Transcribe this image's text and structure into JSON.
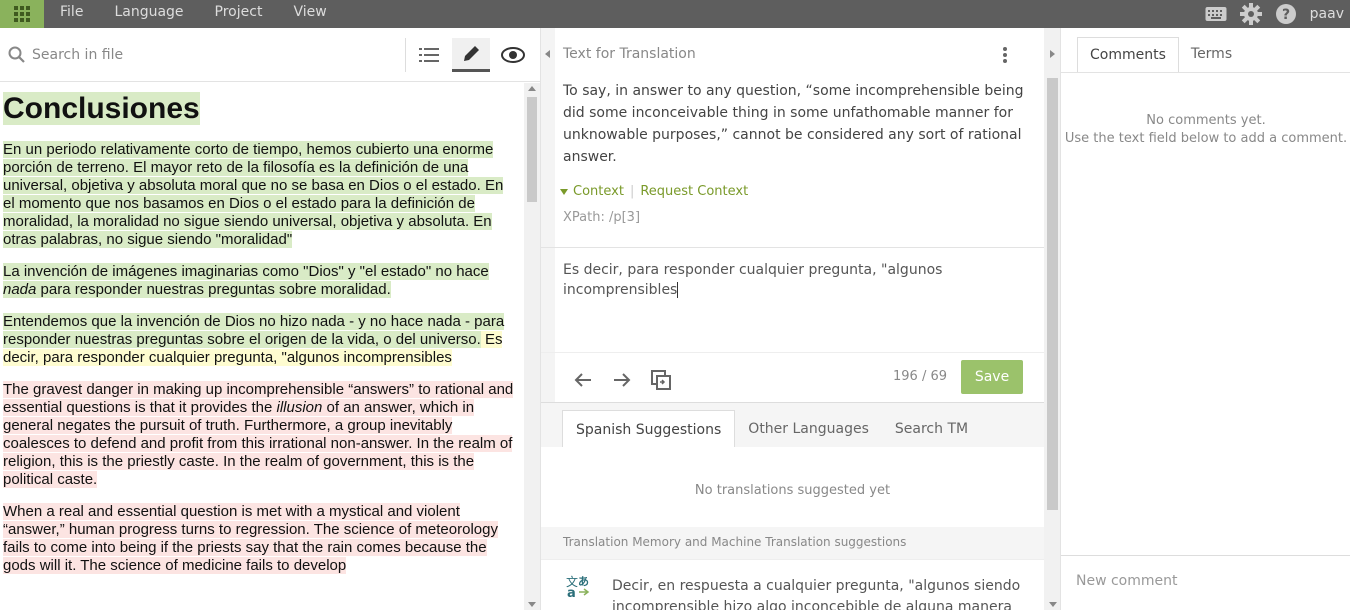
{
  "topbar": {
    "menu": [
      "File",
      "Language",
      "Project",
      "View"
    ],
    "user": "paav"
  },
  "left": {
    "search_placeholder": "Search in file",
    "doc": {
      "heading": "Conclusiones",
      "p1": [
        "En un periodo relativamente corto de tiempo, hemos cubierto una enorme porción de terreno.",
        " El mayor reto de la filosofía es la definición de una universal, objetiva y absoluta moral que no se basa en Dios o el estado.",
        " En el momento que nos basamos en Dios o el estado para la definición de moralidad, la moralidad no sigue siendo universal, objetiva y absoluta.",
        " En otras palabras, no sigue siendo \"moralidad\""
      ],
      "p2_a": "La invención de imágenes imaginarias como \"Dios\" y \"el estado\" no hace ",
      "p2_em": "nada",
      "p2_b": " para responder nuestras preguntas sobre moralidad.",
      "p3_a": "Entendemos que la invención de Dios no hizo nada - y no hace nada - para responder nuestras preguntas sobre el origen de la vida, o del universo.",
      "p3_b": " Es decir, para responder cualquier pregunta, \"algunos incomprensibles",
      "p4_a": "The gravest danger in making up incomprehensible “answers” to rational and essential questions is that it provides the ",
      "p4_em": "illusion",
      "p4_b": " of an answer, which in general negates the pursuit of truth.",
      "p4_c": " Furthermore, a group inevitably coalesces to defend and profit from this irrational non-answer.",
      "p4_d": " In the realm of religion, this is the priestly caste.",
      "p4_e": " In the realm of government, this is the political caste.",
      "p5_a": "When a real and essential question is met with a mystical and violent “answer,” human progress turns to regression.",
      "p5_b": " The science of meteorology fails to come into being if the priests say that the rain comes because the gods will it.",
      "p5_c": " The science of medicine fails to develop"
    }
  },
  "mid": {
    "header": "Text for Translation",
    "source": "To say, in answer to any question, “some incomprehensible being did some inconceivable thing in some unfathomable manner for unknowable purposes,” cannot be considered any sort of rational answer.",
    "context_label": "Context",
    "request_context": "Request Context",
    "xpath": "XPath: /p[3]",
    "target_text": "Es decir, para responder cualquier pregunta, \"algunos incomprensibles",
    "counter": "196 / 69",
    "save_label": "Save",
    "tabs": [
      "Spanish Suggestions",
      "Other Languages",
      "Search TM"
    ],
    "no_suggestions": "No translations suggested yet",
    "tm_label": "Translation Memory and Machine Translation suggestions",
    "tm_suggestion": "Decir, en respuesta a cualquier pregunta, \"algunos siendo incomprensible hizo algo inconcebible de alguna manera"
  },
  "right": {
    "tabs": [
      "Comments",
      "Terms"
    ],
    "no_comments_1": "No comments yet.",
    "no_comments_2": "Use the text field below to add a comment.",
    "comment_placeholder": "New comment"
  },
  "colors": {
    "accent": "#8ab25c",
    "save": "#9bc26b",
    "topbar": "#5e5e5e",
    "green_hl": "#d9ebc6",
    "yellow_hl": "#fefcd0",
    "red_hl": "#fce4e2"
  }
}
######
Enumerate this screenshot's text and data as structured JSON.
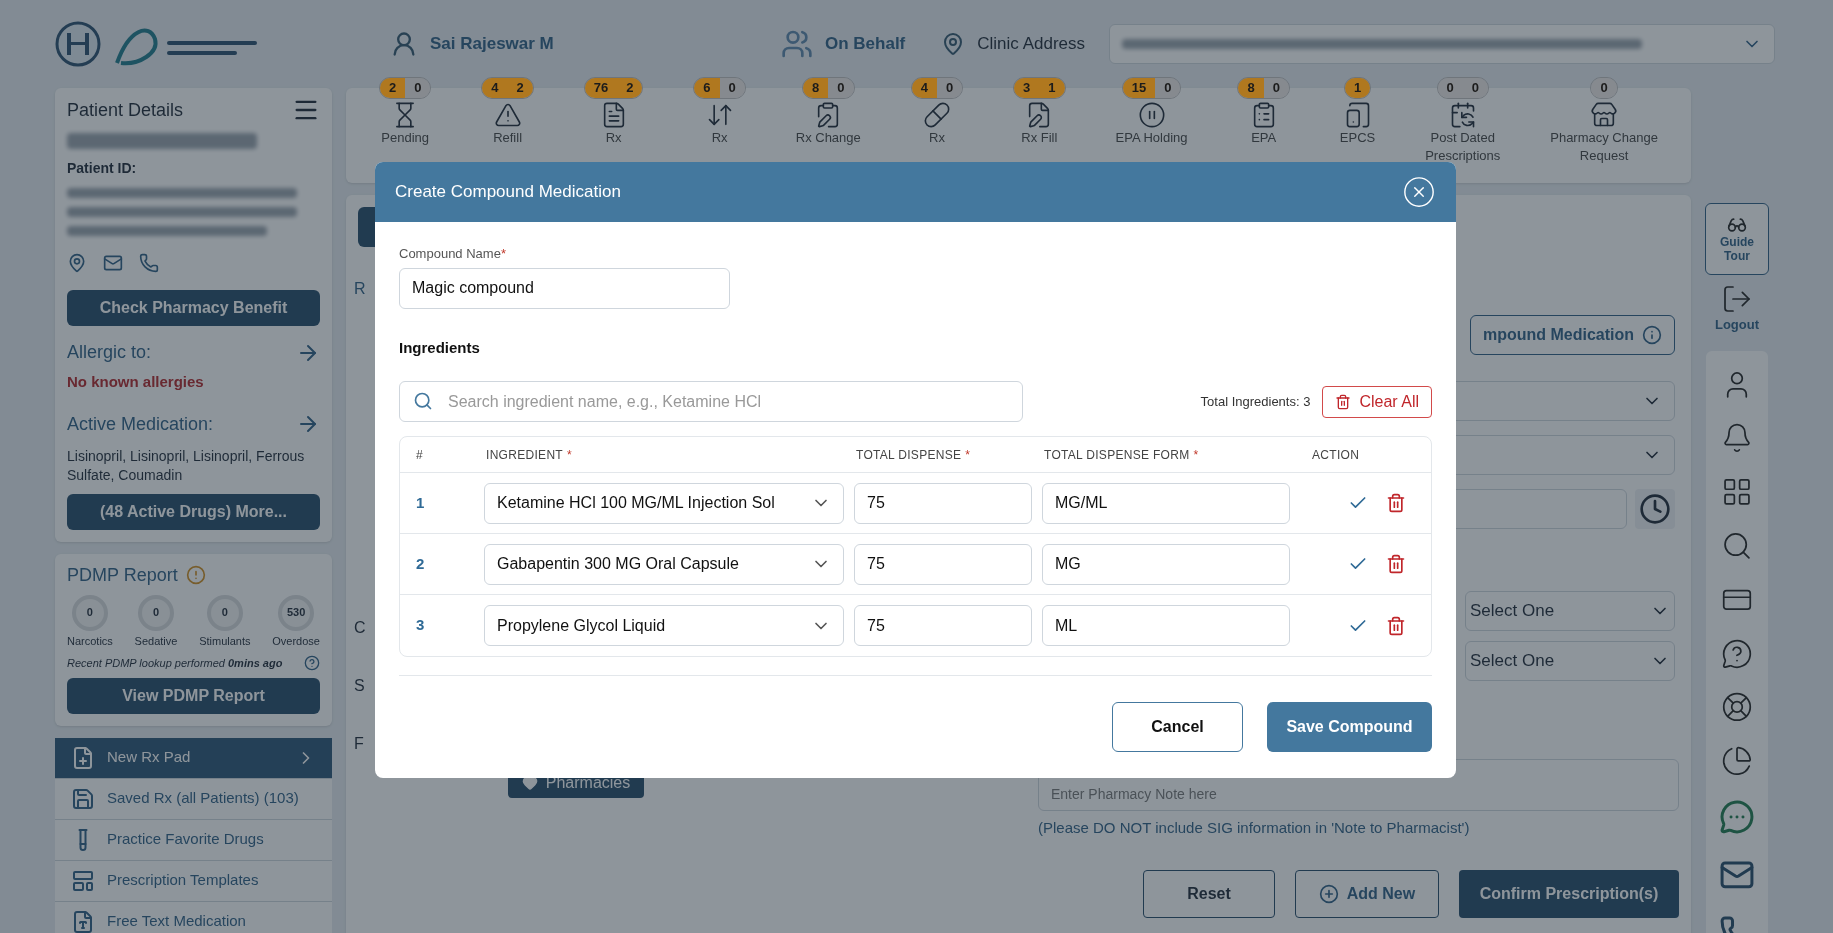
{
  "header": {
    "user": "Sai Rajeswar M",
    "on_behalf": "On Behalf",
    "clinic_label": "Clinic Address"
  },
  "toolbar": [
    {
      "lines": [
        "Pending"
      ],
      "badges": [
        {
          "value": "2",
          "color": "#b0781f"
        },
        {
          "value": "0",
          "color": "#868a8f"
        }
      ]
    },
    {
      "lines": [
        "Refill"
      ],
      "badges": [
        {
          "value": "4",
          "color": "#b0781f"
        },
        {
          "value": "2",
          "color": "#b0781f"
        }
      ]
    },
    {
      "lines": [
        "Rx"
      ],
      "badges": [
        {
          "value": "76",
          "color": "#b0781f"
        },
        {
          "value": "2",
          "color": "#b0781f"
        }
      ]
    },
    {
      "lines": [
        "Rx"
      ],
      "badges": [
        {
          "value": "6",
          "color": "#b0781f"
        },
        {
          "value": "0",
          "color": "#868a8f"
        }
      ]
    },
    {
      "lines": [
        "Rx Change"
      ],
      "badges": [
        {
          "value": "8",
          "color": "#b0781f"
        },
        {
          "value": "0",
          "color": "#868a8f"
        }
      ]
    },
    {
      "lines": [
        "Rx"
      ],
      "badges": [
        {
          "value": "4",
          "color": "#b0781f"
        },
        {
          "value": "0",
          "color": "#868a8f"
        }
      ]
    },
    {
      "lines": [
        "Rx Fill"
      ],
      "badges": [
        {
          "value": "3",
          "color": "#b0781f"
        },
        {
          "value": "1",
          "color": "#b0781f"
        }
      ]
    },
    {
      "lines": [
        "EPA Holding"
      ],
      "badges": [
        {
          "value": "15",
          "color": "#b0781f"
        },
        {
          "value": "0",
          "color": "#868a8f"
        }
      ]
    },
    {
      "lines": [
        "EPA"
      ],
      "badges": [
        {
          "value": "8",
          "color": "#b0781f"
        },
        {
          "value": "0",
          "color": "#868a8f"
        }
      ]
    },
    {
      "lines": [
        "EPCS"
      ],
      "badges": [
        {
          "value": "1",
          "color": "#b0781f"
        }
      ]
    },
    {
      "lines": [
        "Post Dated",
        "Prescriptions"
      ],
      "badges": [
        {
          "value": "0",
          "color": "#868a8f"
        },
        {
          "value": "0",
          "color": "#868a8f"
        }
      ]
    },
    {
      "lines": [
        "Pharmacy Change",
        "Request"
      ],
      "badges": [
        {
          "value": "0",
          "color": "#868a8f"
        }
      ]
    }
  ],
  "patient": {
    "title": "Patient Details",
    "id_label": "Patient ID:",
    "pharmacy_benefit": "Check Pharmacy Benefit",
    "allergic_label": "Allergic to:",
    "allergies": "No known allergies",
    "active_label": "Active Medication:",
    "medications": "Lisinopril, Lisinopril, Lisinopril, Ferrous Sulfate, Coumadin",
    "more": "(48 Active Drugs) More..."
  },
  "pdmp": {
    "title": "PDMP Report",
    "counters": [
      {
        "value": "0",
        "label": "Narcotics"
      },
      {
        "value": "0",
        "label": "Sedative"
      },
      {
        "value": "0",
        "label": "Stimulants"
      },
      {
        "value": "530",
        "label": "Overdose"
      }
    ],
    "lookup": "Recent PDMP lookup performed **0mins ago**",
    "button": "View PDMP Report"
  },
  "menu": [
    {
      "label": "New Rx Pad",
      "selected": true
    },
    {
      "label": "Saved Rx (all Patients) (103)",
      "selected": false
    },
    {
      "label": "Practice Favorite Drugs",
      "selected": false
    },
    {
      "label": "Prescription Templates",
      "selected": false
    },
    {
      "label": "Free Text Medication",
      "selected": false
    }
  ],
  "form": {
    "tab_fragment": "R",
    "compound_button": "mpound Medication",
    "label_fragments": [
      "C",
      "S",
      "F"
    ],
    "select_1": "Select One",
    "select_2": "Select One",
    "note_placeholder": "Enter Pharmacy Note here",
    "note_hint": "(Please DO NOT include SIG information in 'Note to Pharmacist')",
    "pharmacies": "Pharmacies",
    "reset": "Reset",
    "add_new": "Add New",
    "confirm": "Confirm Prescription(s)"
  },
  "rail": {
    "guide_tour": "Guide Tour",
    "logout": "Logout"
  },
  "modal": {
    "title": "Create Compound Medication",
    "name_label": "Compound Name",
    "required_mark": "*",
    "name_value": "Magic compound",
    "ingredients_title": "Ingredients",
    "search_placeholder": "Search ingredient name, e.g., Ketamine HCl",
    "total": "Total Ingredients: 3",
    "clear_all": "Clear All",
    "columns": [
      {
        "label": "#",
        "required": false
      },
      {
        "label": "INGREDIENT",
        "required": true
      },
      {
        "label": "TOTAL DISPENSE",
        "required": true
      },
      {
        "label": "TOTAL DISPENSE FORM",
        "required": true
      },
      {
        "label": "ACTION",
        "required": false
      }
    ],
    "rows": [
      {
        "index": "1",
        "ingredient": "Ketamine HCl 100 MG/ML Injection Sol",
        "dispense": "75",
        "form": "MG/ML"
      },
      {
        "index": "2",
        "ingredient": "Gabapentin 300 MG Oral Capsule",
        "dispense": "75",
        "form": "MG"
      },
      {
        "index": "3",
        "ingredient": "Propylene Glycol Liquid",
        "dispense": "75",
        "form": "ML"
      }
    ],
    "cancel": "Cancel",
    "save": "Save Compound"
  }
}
######
Exercise instructions:
Show all lines of the material in which the word "definición" can be found.

Task answer:
        " El mayor reto de la filosofía es la definición de una universal, objetiva y absoluta moral que no se basa en Dios o el estado.",
        " En el momento que nos basamos en Dios o el estado para la definición de moralidad, la moralidad no sigue siendo universal, objetiva y absoluta.",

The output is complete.